Task objective. Copy the items below, swapping each "positive shift" for "upward shift" and leaving everything else unchanged.

************

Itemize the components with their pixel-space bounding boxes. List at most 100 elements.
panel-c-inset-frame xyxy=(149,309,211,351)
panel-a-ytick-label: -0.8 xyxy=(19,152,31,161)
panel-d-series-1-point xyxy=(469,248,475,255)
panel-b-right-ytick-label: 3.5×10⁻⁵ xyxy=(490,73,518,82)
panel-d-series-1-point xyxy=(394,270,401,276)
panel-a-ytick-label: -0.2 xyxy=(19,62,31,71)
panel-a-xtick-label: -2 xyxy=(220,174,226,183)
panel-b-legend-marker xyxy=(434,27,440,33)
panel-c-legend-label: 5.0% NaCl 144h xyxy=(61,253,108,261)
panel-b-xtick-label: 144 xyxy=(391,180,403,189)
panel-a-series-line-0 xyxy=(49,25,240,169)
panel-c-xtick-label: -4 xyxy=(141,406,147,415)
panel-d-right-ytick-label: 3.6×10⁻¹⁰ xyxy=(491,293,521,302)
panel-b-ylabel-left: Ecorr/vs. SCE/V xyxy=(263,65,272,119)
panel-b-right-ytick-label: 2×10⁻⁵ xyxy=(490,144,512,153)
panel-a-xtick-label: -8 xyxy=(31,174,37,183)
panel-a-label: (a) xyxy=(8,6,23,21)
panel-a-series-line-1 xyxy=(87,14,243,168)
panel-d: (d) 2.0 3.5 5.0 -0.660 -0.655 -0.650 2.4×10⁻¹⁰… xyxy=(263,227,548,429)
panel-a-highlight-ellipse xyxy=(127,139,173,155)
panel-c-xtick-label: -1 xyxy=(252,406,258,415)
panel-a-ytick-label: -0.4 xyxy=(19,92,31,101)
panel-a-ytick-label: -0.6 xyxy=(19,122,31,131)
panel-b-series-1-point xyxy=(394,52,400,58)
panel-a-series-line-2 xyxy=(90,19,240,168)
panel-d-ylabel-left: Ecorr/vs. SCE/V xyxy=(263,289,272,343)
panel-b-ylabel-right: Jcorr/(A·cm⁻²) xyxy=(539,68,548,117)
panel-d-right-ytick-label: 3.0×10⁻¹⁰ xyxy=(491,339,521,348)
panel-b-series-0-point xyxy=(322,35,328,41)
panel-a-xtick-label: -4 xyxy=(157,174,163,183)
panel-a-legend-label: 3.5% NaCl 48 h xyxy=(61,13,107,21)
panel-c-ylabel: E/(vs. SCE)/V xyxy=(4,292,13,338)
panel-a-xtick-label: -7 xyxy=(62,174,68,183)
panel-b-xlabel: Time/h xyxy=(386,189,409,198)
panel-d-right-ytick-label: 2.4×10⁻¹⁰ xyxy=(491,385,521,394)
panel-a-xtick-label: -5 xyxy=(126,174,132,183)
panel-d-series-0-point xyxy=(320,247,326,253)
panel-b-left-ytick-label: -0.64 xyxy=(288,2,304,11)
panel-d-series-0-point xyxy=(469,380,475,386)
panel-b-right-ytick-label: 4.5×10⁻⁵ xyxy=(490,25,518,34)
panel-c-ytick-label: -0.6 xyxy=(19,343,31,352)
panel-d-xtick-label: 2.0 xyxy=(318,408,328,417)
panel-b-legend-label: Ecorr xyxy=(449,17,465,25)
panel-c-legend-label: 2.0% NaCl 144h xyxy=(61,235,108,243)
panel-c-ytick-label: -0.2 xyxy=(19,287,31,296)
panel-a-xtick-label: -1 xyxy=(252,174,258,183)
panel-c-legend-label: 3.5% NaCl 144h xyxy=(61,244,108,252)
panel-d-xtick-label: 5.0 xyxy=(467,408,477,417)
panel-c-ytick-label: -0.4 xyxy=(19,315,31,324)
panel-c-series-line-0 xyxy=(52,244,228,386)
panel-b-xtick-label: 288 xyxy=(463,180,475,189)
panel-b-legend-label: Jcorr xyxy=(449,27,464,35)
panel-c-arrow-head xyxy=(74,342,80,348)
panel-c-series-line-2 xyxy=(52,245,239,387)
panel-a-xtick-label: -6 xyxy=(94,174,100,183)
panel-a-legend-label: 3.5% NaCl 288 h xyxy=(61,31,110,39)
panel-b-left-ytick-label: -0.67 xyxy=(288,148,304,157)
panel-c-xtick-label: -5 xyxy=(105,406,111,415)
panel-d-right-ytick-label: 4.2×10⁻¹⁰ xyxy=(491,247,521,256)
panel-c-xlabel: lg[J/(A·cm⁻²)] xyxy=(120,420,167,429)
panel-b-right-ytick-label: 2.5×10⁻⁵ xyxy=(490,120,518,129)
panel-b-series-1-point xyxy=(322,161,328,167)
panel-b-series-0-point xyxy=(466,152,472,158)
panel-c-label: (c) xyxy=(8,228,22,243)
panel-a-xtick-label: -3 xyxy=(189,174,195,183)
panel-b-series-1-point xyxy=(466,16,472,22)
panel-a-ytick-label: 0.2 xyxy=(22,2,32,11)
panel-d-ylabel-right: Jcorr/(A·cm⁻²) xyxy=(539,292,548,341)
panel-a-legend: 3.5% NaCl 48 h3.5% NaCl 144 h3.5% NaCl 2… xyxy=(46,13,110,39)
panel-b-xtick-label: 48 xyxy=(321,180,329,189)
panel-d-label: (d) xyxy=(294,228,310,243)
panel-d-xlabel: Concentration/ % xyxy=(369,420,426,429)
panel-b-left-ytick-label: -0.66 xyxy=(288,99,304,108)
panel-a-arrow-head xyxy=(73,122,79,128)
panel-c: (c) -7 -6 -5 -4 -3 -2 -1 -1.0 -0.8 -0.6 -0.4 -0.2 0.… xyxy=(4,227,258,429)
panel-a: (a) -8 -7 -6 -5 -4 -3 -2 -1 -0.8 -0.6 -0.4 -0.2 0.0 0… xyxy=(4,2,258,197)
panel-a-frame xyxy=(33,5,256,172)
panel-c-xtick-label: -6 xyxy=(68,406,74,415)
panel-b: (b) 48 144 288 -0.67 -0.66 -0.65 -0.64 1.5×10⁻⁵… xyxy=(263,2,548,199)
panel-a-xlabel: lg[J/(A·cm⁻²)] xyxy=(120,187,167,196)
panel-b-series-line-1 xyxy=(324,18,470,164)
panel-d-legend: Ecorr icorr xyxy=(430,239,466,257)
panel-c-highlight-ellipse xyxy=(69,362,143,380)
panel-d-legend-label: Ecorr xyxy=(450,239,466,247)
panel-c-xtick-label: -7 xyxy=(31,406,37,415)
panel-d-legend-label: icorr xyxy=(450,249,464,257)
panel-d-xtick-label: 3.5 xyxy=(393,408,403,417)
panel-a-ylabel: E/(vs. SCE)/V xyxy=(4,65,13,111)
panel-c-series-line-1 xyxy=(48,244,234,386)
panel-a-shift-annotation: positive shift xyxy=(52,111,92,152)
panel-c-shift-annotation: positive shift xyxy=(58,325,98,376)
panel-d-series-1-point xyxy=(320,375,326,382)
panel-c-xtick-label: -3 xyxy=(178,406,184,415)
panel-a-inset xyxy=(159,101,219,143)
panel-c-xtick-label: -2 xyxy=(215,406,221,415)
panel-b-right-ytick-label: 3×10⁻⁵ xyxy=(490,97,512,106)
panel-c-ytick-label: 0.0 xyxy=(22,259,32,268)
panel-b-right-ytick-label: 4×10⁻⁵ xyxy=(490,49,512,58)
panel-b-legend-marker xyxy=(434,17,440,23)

************

Exercise response.
Itemize the components with their pixel-space bounding boxes. List at most 100 elements.
panel-c-inset-frame xyxy=(149,309,211,351)
panel-a-ytick-label: -0.8 xyxy=(19,152,31,161)
panel-d-series-1-point xyxy=(469,248,475,255)
panel-b-right-ytick-label: 3.5×10⁻⁵ xyxy=(490,73,518,82)
panel-d-series-1-point xyxy=(394,270,401,276)
panel-a-ytick-label: -0.2 xyxy=(19,62,31,71)
panel-a-xtick-label: -2 xyxy=(220,174,226,183)
panel-b-legend-marker xyxy=(434,27,440,33)
panel-c-legend-label: 5.0% NaCl 144h xyxy=(61,253,108,261)
panel-b-xtick-label: 144 xyxy=(391,180,403,189)
panel-a-series-line-0 xyxy=(49,25,240,169)
panel-c-xtick-label: -4 xyxy=(141,406,147,415)
panel-d-right-ytick-label: 3.6×10⁻¹⁰ xyxy=(491,293,521,302)
panel-b-ylabel-left: Ecorr/vs. SCE/V xyxy=(263,65,272,119)
panel-b-right-ytick-label: 2×10⁻⁵ xyxy=(490,144,512,153)
panel-a-xtick-label: -8 xyxy=(31,174,37,183)
panel-a-label: (a) xyxy=(8,6,23,21)
panel-a-series-line-1 xyxy=(87,14,243,168)
panel-d: (d) 2.0 3.5 5.0 -0.660 -0.655 -0.650 2.4×10⁻¹⁰… xyxy=(263,227,548,429)
panel-a-highlight-ellipse xyxy=(127,139,173,155)
panel-c-xtick-label: -1 xyxy=(252,406,258,415)
panel-a-ytick-label: -0.4 xyxy=(19,92,31,101)
panel-a-ytick-label: -0.6 xyxy=(19,122,31,131)
panel-b-series-1-point xyxy=(394,52,400,58)
panel-a-series-line-2 xyxy=(90,19,240,168)
panel-d-ylabel-left: Ecorr/vs. SCE/V xyxy=(263,289,272,343)
panel-b-ylabel-right: Jcorr/(A·cm⁻²) xyxy=(539,68,548,117)
panel-d-right-ytick-label: 3.0×10⁻¹⁰ xyxy=(491,339,521,348)
panel-b-series-0-point xyxy=(322,35,328,41)
panel-a-xtick-label: -4 xyxy=(157,174,163,183)
panel-a-legend-label: 3.5% NaCl 48 h xyxy=(61,13,107,21)
panel-c-ylabel: E/(vs. SCE)/V xyxy=(4,292,13,338)
panel-a-xtick-label: -7 xyxy=(62,174,68,183)
panel-b-xlabel: Time/h xyxy=(386,189,409,198)
panel-d-right-ytick-label: 2.4×10⁻¹⁰ xyxy=(491,385,521,394)
panel-a-xtick-label: -5 xyxy=(126,174,132,183)
panel-d-series-0-point xyxy=(320,247,326,253)
panel-b-left-ytick-label: -0.64 xyxy=(288,2,304,11)
panel-d-series-0-point xyxy=(469,380,475,386)
panel-b-right-ytick-label: 4.5×10⁻⁵ xyxy=(490,25,518,34)
panel-c-ytick-label: -0.6 xyxy=(19,343,31,352)
panel-d-xtick-label: 2.0 xyxy=(318,408,328,417)
panel-b-legend-label: Ecorr xyxy=(449,17,465,25)
panel-c-legend-label: 2.0% NaCl 144h xyxy=(61,235,108,243)
panel-c-ytick-label: -0.2 xyxy=(19,287,31,296)
panel-a-xtick-label: -1 xyxy=(252,174,258,183)
panel-c-legend-label: 3.5% NaCl 144h xyxy=(61,244,108,252)
panel-d-xtick-label: 5.0 xyxy=(467,408,477,417)
panel-c-ytick-label: -0.4 xyxy=(19,315,31,324)
panel-c-series-line-0 xyxy=(52,244,228,386)
panel-b-xtick-label: 288 xyxy=(463,180,475,189)
panel-b-legend-label: Jcorr xyxy=(449,27,464,35)
panel-c-arrow-head xyxy=(74,342,80,348)
panel-c-series-line-2 xyxy=(52,245,239,387)
panel-a-xtick-label: -6 xyxy=(94,174,100,183)
panel-a-legend-label: 3.5% NaCl 288 h xyxy=(61,31,110,39)
panel-b-left-ytick-label: -0.67 xyxy=(288,148,304,157)
panel-c-xtick-label: -5 xyxy=(105,406,111,415)
panel-d-right-ytick-label: 4.2×10⁻¹⁰ xyxy=(491,247,521,256)
panel-c-xlabel: lg[J/(A·cm⁻²)] xyxy=(120,420,167,429)
panel-b-right-ytick-label: 2.5×10⁻⁵ xyxy=(490,120,518,129)
panel-b-series-1-point xyxy=(322,161,328,167)
panel-b-series-0-point xyxy=(466,152,472,158)
panel-c-label: (c) xyxy=(8,228,22,243)
panel-a-xtick-label: -3 xyxy=(189,174,195,183)
panel-b-series-1-point xyxy=(466,16,472,22)
panel-a-ytick-label: 0.2 xyxy=(22,2,32,11)
panel-d-ylabel-right: Jcorr/(A·cm⁻²) xyxy=(539,292,548,341)
panel-a-legend: 3.5% NaCl 48 h3.5% NaCl 144 h3.5% NaCl 2… xyxy=(46,13,110,39)
panel-b-xtick-label: 48 xyxy=(321,180,329,189)
panel-d-label: (d) xyxy=(294,228,310,243)
panel-d-xlabel: Concentration/ % xyxy=(369,420,426,429)
panel-b-left-ytick-label: -0.66 xyxy=(288,99,304,108)
panel-a-arrow-head xyxy=(73,122,79,128)
panel-c: (c) -7 -6 -5 -4 -3 -2 -1 -1.0 -0.8 -0.6 -0.4 -0.2 0.… xyxy=(4,227,258,429)
panel-a: (a) -8 -7 -6 -5 -4 -3 -2 -1 -0.8 -0.6 -0.4 -0.2 0.0 0… xyxy=(4,2,258,197)
panel-a-frame xyxy=(33,5,256,172)
panel-c-xtick-label: -6 xyxy=(68,406,74,415)
panel-b: (b) 48 144 288 -0.67 -0.66 -0.65 -0.64 1.5×10⁻⁵… xyxy=(263,2,548,199)
panel-a-xlabel: lg[J/(A·cm⁻²)] xyxy=(120,187,167,196)
panel-b-series-line-1 xyxy=(324,18,470,164)
panel-d-legend: Ecorr icorr xyxy=(430,239,466,257)
panel-c-highlight-ellipse xyxy=(69,362,143,380)
panel-d-legend-label: Ecorr xyxy=(450,239,466,247)
panel-c-xtick-label: -7 xyxy=(31,406,37,415)
panel-d-legend-label: icorr xyxy=(450,249,464,257)
panel-d-xtick-label: 3.5 xyxy=(393,408,403,417)
panel-a-ylabel: E/(vs. SCE)/V xyxy=(4,65,13,111)
panel-c-series-line-1 xyxy=(48,244,234,386)
panel-a-shift-annotation: upward shift xyxy=(52,111,92,152)
panel-c-shift-annotation: upward shift xyxy=(58,325,98,376)
panel-d-series-1-point xyxy=(320,375,326,382)
panel-c-xtick-label: -3 xyxy=(178,406,184,415)
panel-a-inset xyxy=(159,101,219,143)
panel-c-xtick-label: -2 xyxy=(215,406,221,415)
panel-b-right-ytick-label: 3×10⁻⁵ xyxy=(490,97,512,106)
panel-c-ytick-label: 0.0 xyxy=(22,259,32,268)
panel-b-right-ytick-label: 4×10⁻⁵ xyxy=(490,49,512,58)
panel-b-legend-marker xyxy=(434,17,440,23)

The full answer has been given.